▶ _WORK TO COMPLETE_: Write each record again exactly as it stands.

[BEGIN GIVEN DATA]

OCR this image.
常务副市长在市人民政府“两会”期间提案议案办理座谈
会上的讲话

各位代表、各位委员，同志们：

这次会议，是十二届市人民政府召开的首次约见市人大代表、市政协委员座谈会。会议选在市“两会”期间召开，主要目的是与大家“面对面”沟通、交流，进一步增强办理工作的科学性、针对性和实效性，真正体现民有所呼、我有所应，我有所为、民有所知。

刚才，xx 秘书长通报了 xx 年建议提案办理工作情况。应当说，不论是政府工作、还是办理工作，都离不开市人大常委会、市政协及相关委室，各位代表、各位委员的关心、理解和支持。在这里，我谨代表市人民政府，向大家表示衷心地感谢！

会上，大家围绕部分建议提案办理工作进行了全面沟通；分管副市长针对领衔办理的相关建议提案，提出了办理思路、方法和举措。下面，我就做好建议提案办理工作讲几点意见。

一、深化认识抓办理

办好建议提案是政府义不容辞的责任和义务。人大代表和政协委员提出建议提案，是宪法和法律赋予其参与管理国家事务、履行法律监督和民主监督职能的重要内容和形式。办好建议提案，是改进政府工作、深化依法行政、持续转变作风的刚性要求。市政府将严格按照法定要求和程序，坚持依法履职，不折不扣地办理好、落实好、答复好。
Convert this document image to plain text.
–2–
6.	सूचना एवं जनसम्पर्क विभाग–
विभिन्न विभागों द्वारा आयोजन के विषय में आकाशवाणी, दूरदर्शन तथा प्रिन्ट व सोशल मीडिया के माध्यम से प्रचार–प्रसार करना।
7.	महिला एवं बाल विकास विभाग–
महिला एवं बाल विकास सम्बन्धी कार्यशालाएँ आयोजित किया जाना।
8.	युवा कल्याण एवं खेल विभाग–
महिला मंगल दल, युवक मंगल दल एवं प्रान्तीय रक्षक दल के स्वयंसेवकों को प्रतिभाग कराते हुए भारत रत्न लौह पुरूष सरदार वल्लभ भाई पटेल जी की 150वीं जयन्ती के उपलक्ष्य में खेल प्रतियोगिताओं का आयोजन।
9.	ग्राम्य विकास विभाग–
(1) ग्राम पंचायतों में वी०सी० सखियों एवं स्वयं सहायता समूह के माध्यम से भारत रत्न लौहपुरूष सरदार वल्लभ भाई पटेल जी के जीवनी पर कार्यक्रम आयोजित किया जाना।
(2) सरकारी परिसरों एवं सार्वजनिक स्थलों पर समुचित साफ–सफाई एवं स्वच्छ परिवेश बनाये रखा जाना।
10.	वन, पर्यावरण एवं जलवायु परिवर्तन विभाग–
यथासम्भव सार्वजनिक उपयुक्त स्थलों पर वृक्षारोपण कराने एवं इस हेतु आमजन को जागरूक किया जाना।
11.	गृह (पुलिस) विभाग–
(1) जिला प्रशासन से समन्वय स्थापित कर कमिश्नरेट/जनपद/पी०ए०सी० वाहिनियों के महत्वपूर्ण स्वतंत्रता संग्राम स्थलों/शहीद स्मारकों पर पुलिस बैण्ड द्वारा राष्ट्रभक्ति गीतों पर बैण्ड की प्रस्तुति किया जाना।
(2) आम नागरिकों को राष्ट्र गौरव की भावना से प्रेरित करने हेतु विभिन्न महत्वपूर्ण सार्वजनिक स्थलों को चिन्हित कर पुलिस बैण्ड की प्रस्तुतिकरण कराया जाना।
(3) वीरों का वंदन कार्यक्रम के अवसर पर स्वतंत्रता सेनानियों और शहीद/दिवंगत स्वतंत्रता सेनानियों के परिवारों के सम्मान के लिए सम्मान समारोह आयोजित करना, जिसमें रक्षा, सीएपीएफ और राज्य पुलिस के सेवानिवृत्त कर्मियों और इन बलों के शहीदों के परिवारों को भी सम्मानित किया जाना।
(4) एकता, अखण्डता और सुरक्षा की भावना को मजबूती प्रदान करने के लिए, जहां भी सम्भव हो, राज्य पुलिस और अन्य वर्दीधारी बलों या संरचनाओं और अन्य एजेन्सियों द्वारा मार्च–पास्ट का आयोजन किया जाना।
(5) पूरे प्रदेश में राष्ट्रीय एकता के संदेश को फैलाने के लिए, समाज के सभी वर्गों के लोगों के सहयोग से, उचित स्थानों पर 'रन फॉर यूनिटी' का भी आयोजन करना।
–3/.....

[END GIVEN DATA]

▶ _THE RESPONSE_:
OCR this image.
常务副市长在市人民政府“两会”期间提案议案办理座谈
会上的讲话

各位代表、各位委员，同志们：

这次会议，是十二届市人民政府召开的首次约见市人大代表、市政协委员座谈会。会议选在市“两会”期间召开，主要目的是与大家“面对面”沟通、交流，进一步增强办理工作的科学性、针对性和实效性，真正体现民有所呼、我有所应，我有所为、民有所知。

刚才，xx 秘书长通报了 xx 年建议提案办理工作情况。应当说，不论是政府工作、还是办理工作，都离不开市人大常委会、市政协及相关委室，各位代表、各位委员的关心、理解和支持。在这里，我谨代表市人民政府，向大家表示衷心地感谢！

会上，大家围绕部分建议提案办理工作进行了全面沟通；分管副市长针对领衔办理的相关建议提案，提出了办理思路、方法和举措。下面，我就做好建议提案办理工作讲几点意见。

一、深化认识抓办理

办好建议提案是政府义不容辞的责任和义务。人大代表和政协委员提出建议提案，是宪法和法律赋予其参与管理国家事务、履行法律监督和民主监督职能的重要内容和形式。办好建议提案，是改进政府工作、深化依法行政、持续转变作风的刚性要求。市政府将严格按照法定要求和程序，坚持依法履职，不折不扣地办理好、落实好、答复好。
Convert this document image to plain text.
–2–
6.	सूचना एवं जनसम्पर्क विभाग–
विभिन्न विभागों द्वारा आयोजन के विषय में आकाशवाणी, दूरदर्शन तथा प्रिन्ट व सोशल मीडिया के माध्यम से प्रचार–प्रसार करना।
7.	महिला एवं बाल विकास विभाग–
महिला एवं बाल विकास सम्बन्धी कार्यशालाएँ आयोजित किया जाना।
8.	युवा कल्याण एवं खेल विभाग–
महिला मंगल दल, युवक मंगल दल एवं प्रान्तीय रक्षक दल के स्वयंसेवकों को प्रतिभाग कराते हुए भारत रत्न लौह पुरूष सरदार वल्लभ भाई पटेल जी की 150वीं जयन्ती के उपलक्ष्य में खेल प्रतियोगिताओं का आयोजन।
9.	ग्राम्य विकास विभाग–
(1) ग्राम पंचायतों में वी०सी० सखियों एवं स्वयं सहायता समूह के माध्यम से भारत रत्न लौहपुरूष सरदार वल्लभ भाई पटेल जी के जीवनी पर कार्यक्रम आयोजित किया जाना।
(2) सरकारी परिसरों एवं सार्वजनिक स्थलों पर समुचित साफ–सफाई एवं स्वच्छ परिवेश बनाये रखा जाना।
10.	वन, पर्यावरण एवं जलवायु परिवर्तन विभाग–
यथासम्भव सार्वजनिक उपयुक्त स्थलों पर वृक्षारोपण कराने एवं इस हेतु आमजन को जागरूक किया जाना।
11.	गृह (पुलिस) विभाग–
(1) जिला प्रशासन से समन्वय स्थापित कर कमिश्नरेट/जनपद/पी०ए०सी० वाहिनियों के महत्वपूर्ण स्वतंत्रता संग्राम स्थलों/शहीद स्मारकों पर पुलिस बैण्ड द्वारा राष्ट्रभक्ति गीतों पर बैण्ड की प्रस्तुति किया जाना।
(2) आम नागरिकों को राष्ट्र गौरव की भावना से प्रेरित करने हेतु विभिन्न महत्वपूर्ण सार्वजनिक स्थलों को चिन्हित कर पुलिस बैण्ड की प्रस्तुतिकरण कराया जाना।
(3) वीरों का वंदन कार्यक्रम के अवसर पर स्वतंत्रता सेनानियों और शहीद/दिवंगत स्वतंत्रता सेनानियों के परिवारों के सम्मान के लिए सम्मान समारोह आयोजित करना, जिसमें रक्षा, सीएपीएफ और राज्य पुलिस के सेवानिवृत्त कर्मियों और इन बलों के शहीदों के परिवारों को भी सम्मानित किया जाना।
(4) एकता, अखण्डता और सुरक्षा की भावना को मजबूती प्रदान करने के लिए, जहां भी सम्भव हो, राज्य पुलिस और अन्य वर्दीधारी बलों या संरचनाओं और अन्य एजेन्सियों द्वारा मार्च–पास्ट का आयोजन किया जाना।
(5) पूरे प्रदेश में राष्ट्रीय एकता के संदेश को फैलाने के लिए, समाज के सभी वर्गों के लोगों के सहयोग से, उचित स्थानों पर 'रन फॉर यूनिटी' का भी आयोजन करना।
–3/.....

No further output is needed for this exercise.